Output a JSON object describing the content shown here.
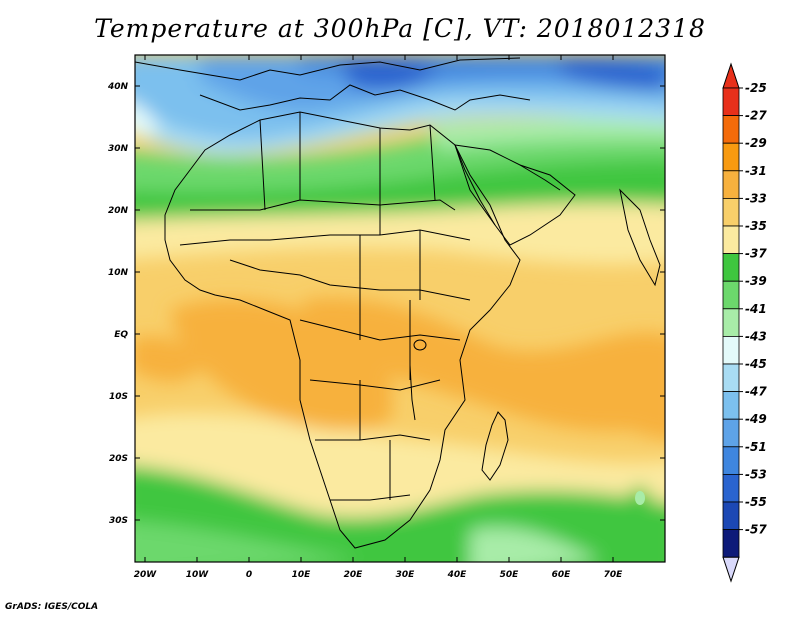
{
  "title": "Temperature at 300hPa [C], VT: 2018012318",
  "footer": "GrADS: IGES/COLA",
  "map": {
    "lat_ticks": [
      "40N",
      "30N",
      "20N",
      "10N",
      "EQ",
      "10S",
      "20S",
      "30S"
    ],
    "lon_ticks": [
      "20W",
      "10W",
      "0",
      "10E",
      "20E",
      "30E",
      "40E",
      "50E",
      "60E",
      "70E"
    ]
  },
  "colorbar": {
    "labels": [
      "-25",
      "-27",
      "-29",
      "-31",
      "-33",
      "-35",
      "-37",
      "-39",
      "-41",
      "-43",
      "-45",
      "-47",
      "-49",
      "-51",
      "-53",
      "-55",
      "-57"
    ],
    "colors": [
      "#e8301a",
      "#f46b0a",
      "#f89a10",
      "#f7b13e",
      "#f8cf6a",
      "#fbeaa0",
      "#3fc63f",
      "#6cd86c",
      "#a8eca8",
      "#e4fafa",
      "#a9dcf3",
      "#7cc0ee",
      "#5ea3e8",
      "#3f86df",
      "#2a64cf",
      "#1c48b4",
      "#0d1a79"
    ],
    "top_arrow_color": "#e8301a",
    "bottom_arrow_color": "#d9d9fb"
  }
}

+===+

> [WHAT THIS TASK INVOLVES]: Output the material word for word, omitting its pictures.

> [CORRECT RESPONSE]:
Output a JSON object describing the content shown here.
{
  "title": "Temperature at 300hPa [C], VT: 2018012318",
  "footer": "GrADS: IGES/COLA",
  "map": {
    "lat_ticks": [
      "40N",
      "30N",
      "20N",
      "10N",
      "EQ",
      "10S",
      "20S",
      "30S"
    ],
    "lon_ticks": [
      "20W",
      "10W",
      "0",
      "10E",
      "20E",
      "30E",
      "40E",
      "50E",
      "60E",
      "70E"
    ]
  },
  "colorbar": {
    "labels": [
      "-25",
      "-27",
      "-29",
      "-31",
      "-33",
      "-35",
      "-37",
      "-39",
      "-41",
      "-43",
      "-45",
      "-47",
      "-49",
      "-51",
      "-53",
      "-55",
      "-57"
    ],
    "colors": [
      "#e8301a",
      "#f46b0a",
      "#f89a10",
      "#f7b13e",
      "#f8cf6a",
      "#fbeaa0",
      "#3fc63f",
      "#6cd86c",
      "#a8eca8",
      "#e4fafa",
      "#a9dcf3",
      "#7cc0ee",
      "#5ea3e8",
      "#3f86df",
      "#2a64cf",
      "#1c48b4",
      "#0d1a79"
    ],
    "top_arrow_color": "#e8301a",
    "bottom_arrow_color": "#d9d9fb"
  }
}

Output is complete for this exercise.